» **Problem requirements**
Which lines in the material below contain the word "Tháng"? Copy each of them.

Entries from a visual dataset

** start **

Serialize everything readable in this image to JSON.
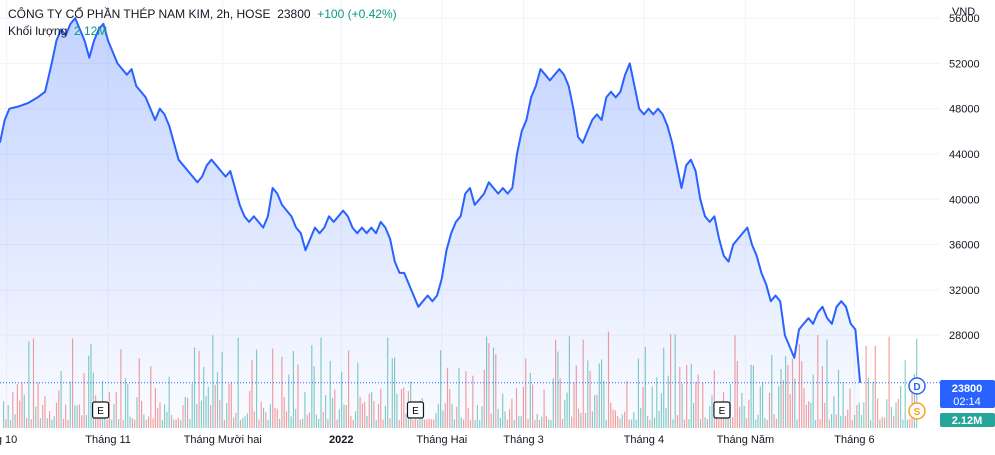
{
  "legend": {
    "symbol": "CÔNG TY CỔ PHẦN THÉP NAM KIM, 2h, HOSE",
    "last": "23800",
    "change": "+100 (+0.42%)",
    "volume_label": "Khối lượng",
    "volume_value": "2.12M"
  },
  "currency": "VND",
  "price_tag": {
    "price": "23800",
    "countdown": "02:14",
    "volume": "2.12M"
  },
  "markers": {
    "earnings_letter": "E",
    "dividend_letter": "D",
    "split_letter": "S"
  },
  "colors": {
    "line": "#2962ff",
    "price_tag": "#2962ff",
    "volume_up": "#26a69a",
    "volume_down": "#ef5350",
    "volume_tag": "#26a69a",
    "dividend": "#2962ff",
    "split": "#f7a21b"
  },
  "chart_data": {
    "type": "area",
    "ylabel": "VND",
    "ylim": [
      19800,
      57600
    ],
    "yticks": [
      28000,
      32000,
      36000,
      40000,
      44000,
      48000,
      52000,
      56000
    ],
    "xlim": [
      0,
      1000
    ],
    "x_ticks": [
      {
        "label": "g 10",
        "x": 7,
        "bold": false
      },
      {
        "label": "Tháng 11",
        "x": 115,
        "bold": false
      },
      {
        "label": "Tháng Mười hai",
        "x": 237,
        "bold": false
      },
      {
        "label": "2022",
        "x": 363,
        "bold": true
      },
      {
        "label": "Tháng Hai",
        "x": 470,
        "bold": false
      },
      {
        "label": "Tháng 3",
        "x": 557,
        "bold": false
      },
      {
        "label": "Tháng 4",
        "x": 685,
        "bold": false
      },
      {
        "label": "Tháng Năm",
        "x": 793,
        "bold": false
      },
      {
        "label": "Tháng 6",
        "x": 909,
        "bold": false
      }
    ],
    "earnings_x": [
      107,
      442,
      768
    ],
    "grid": true,
    "series": [
      {
        "values": [
          [
            0,
            45000
          ],
          [
            5,
            47000
          ],
          [
            10,
            48000
          ],
          [
            20,
            48200
          ],
          [
            30,
            48500
          ],
          [
            40,
            49000
          ],
          [
            48,
            49500
          ],
          [
            55,
            52000
          ],
          [
            60,
            54000
          ],
          [
            65,
            55000
          ],
          [
            70,
            54500
          ],
          [
            75,
            55500
          ],
          [
            80,
            56000
          ],
          [
            85,
            55000
          ],
          [
            90,
            54000
          ],
          [
            95,
            52500
          ],
          [
            100,
            54000
          ],
          [
            105,
            55000
          ],
          [
            110,
            55500
          ],
          [
            115,
            54000
          ],
          [
            120,
            53000
          ],
          [
            125,
            52000
          ],
          [
            130,
            51500
          ],
          [
            135,
            51000
          ],
          [
            140,
            51500
          ],
          [
            145,
            50000
          ],
          [
            150,
            49500
          ],
          [
            155,
            49000
          ],
          [
            160,
            48000
          ],
          [
            165,
            47000
          ],
          [
            170,
            48000
          ],
          [
            175,
            47500
          ],
          [
            180,
            46500
          ],
          [
            185,
            45000
          ],
          [
            190,
            43500
          ],
          [
            195,
            43000
          ],
          [
            200,
            42500
          ],
          [
            205,
            42000
          ],
          [
            210,
            41500
          ],
          [
            215,
            42000
          ],
          [
            220,
            43000
          ],
          [
            225,
            43500
          ],
          [
            230,
            43000
          ],
          [
            235,
            42500
          ],
          [
            240,
            42000
          ],
          [
            245,
            42500
          ],
          [
            250,
            41000
          ],
          [
            255,
            39500
          ],
          [
            260,
            38500
          ],
          [
            265,
            38000
          ],
          [
            270,
            38500
          ],
          [
            275,
            38000
          ],
          [
            280,
            37500
          ],
          [
            285,
            38500
          ],
          [
            290,
            41000
          ],
          [
            295,
            40500
          ],
          [
            300,
            39500
          ],
          [
            305,
            39000
          ],
          [
            310,
            38500
          ],
          [
            315,
            37500
          ],
          [
            320,
            37000
          ],
          [
            325,
            35500
          ],
          [
            330,
            36500
          ],
          [
            335,
            37500
          ],
          [
            340,
            37000
          ],
          [
            345,
            37500
          ],
          [
            350,
            38500
          ],
          [
            355,
            38000
          ],
          [
            360,
            38500
          ],
          [
            365,
            39000
          ],
          [
            370,
            38500
          ],
          [
            375,
            37500
          ],
          [
            380,
            37000
          ],
          [
            385,
            37500
          ],
          [
            390,
            37000
          ],
          [
            395,
            37500
          ],
          [
            400,
            37000
          ],
          [
            405,
            38000
          ],
          [
            410,
            37500
          ],
          [
            415,
            36500
          ],
          [
            420,
            34500
          ],
          [
            425,
            33500
          ],
          [
            430,
            33500
          ],
          [
            435,
            32500
          ],
          [
            440,
            31500
          ],
          [
            445,
            30500
          ],
          [
            450,
            31000
          ],
          [
            455,
            31500
          ],
          [
            460,
            31000
          ],
          [
            465,
            31500
          ],
          [
            470,
            33000
          ],
          [
            475,
            35500
          ],
          [
            480,
            37000
          ],
          [
            485,
            38000
          ],
          [
            490,
            38500
          ],
          [
            495,
            40500
          ],
          [
            500,
            41000
          ],
          [
            505,
            39500
          ],
          [
            510,
            40000
          ],
          [
            515,
            40500
          ],
          [
            520,
            41500
          ],
          [
            525,
            41000
          ],
          [
            530,
            40500
          ],
          [
            535,
            41000
          ],
          [
            540,
            40500
          ],
          [
            545,
            41000
          ],
          [
            550,
            44000
          ],
          [
            555,
            46000
          ],
          [
            560,
            47000
          ],
          [
            565,
            49000
          ],
          [
            570,
            50000
          ],
          [
            575,
            51500
          ],
          [
            580,
            51000
          ],
          [
            585,
            50500
          ],
          [
            590,
            51000
          ],
          [
            595,
            51500
          ],
          [
            600,
            51000
          ],
          [
            605,
            50000
          ],
          [
            610,
            48000
          ],
          [
            615,
            45500
          ],
          [
            620,
            45000
          ],
          [
            625,
            46000
          ],
          [
            630,
            47000
          ],
          [
            635,
            47500
          ],
          [
            640,
            47000
          ],
          [
            645,
            49000
          ],
          [
            650,
            49500
          ],
          [
            655,
            49000
          ],
          [
            660,
            49500
          ],
          [
            665,
            51000
          ],
          [
            670,
            52000
          ],
          [
            675,
            50000
          ],
          [
            680,
            48000
          ],
          [
            685,
            47500
          ],
          [
            690,
            48000
          ],
          [
            695,
            47500
          ],
          [
            700,
            48000
          ],
          [
            705,
            47500
          ],
          [
            710,
            46500
          ],
          [
            715,
            45000
          ],
          [
            720,
            43000
          ],
          [
            725,
            41000
          ],
          [
            730,
            43000
          ],
          [
            735,
            43500
          ],
          [
            740,
            42500
          ],
          [
            745,
            40000
          ],
          [
            750,
            38500
          ],
          [
            755,
            38000
          ],
          [
            760,
            38500
          ],
          [
            765,
            36500
          ],
          [
            770,
            35000
          ],
          [
            775,
            34500
          ],
          [
            780,
            36000
          ],
          [
            785,
            36500
          ],
          [
            790,
            37000
          ],
          [
            795,
            37500
          ],
          [
            800,
            36000
          ],
          [
            805,
            35000
          ],
          [
            810,
            33500
          ],
          [
            815,
            32500
          ],
          [
            820,
            31000
          ],
          [
            825,
            31500
          ],
          [
            830,
            31000
          ],
          [
            835,
            28000
          ],
          [
            840,
            27000
          ],
          [
            845,
            26000
          ],
          [
            850,
            28500
          ],
          [
            855,
            29000
          ],
          [
            860,
            29500
          ],
          [
            865,
            29000
          ],
          [
            870,
            30000
          ],
          [
            875,
            30500
          ],
          [
            880,
            29500
          ],
          [
            885,
            29000
          ],
          [
            890,
            30500
          ],
          [
            895,
            31000
          ],
          [
            900,
            30500
          ],
          [
            905,
            29000
          ],
          [
            910,
            28500
          ],
          [
            915,
            23800
          ]
        ]
      }
    ],
    "volume_series": {
      "name": "Khối lượng",
      "last": "2.12M"
    }
  }
}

** end **

» **Output of the task**
        "label": "Tháng 11",
        "label": "Tháng Mười hai",
        "label": "Tháng Hai",
        "label": "Tháng 3",
        "label": "Tháng 4",
        "label": "Tháng Năm",
        "label": "Tháng 6",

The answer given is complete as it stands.